┌─ The records

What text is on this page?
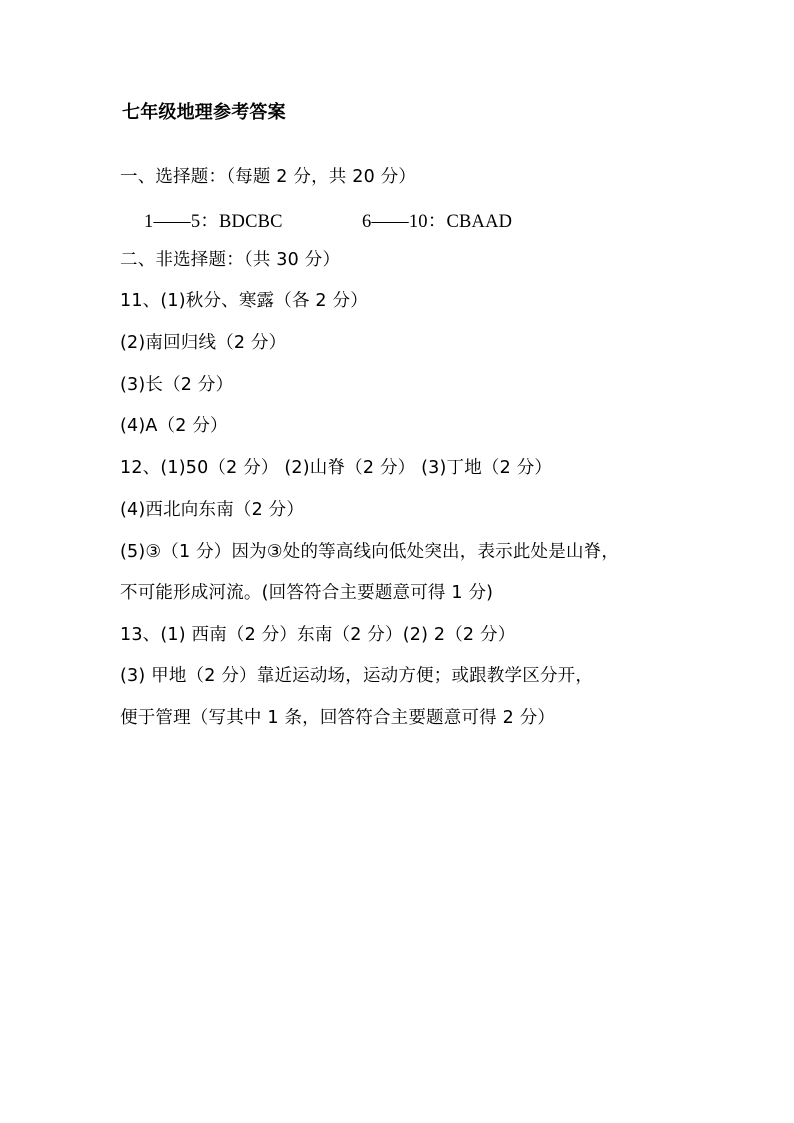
七年级地理参考答案
一、选择题：（每题 2 分，共 20 分）
1——5：BDCBC	6——10：CBAAD
二、非选择题：（共 30 分）
11、(1)秋分、寒露（各 2 分）
(2)南回归线（2 分）
(3)长（2 分）
(4)A（2 分）
12、(1)50（2 分） (2)山脊（2 分） (3)丁地（2 分）
(4)西北向东南（2 分）
(5)③（1 分）因为③处的等高线向低处突出，表示此处是山脊，
不可能形成河流。(回答符合主要题意可得 1 分)
13、(1) 西南（2 分）东南（2 分）(2) 2（2 分）
(3) 甲地（2 分）靠近运动场，运动方便；或跟教学区分开，
便于管理（写其中 1 条，回答符合主要题意可得 2 分）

└─

Exercise prompt:
All of the entries above should be copied exactly, except for the pictures.

Task answer:
What text is on this page?
七年级地理参考答案
一、选择题：（每题 2 分，共 20 分）
1——5：BDCBC	6——10：CBAAD
二、非选择题：（共 30 分）
11、(1)秋分、寒露（各 2 分）
(2)南回归线（2 分）
(3)长（2 分）
(4)A（2 分）
12、(1)50（2 分） (2)山脊（2 分） (3)丁地（2 分）
(4)西北向东南（2 分）
(5)③（1 分）因为③处的等高线向低处突出，表示此处是山脊，
不可能形成河流。(回答符合主要题意可得 1 分)
13、(1) 西南（2 分）东南（2 分）(2) 2（2 分）
(3) 甲地（2 分）靠近运动场，运动方便；或跟教学区分开，
便于管理（写其中 1 条，回答符合主要题意可得 2 分）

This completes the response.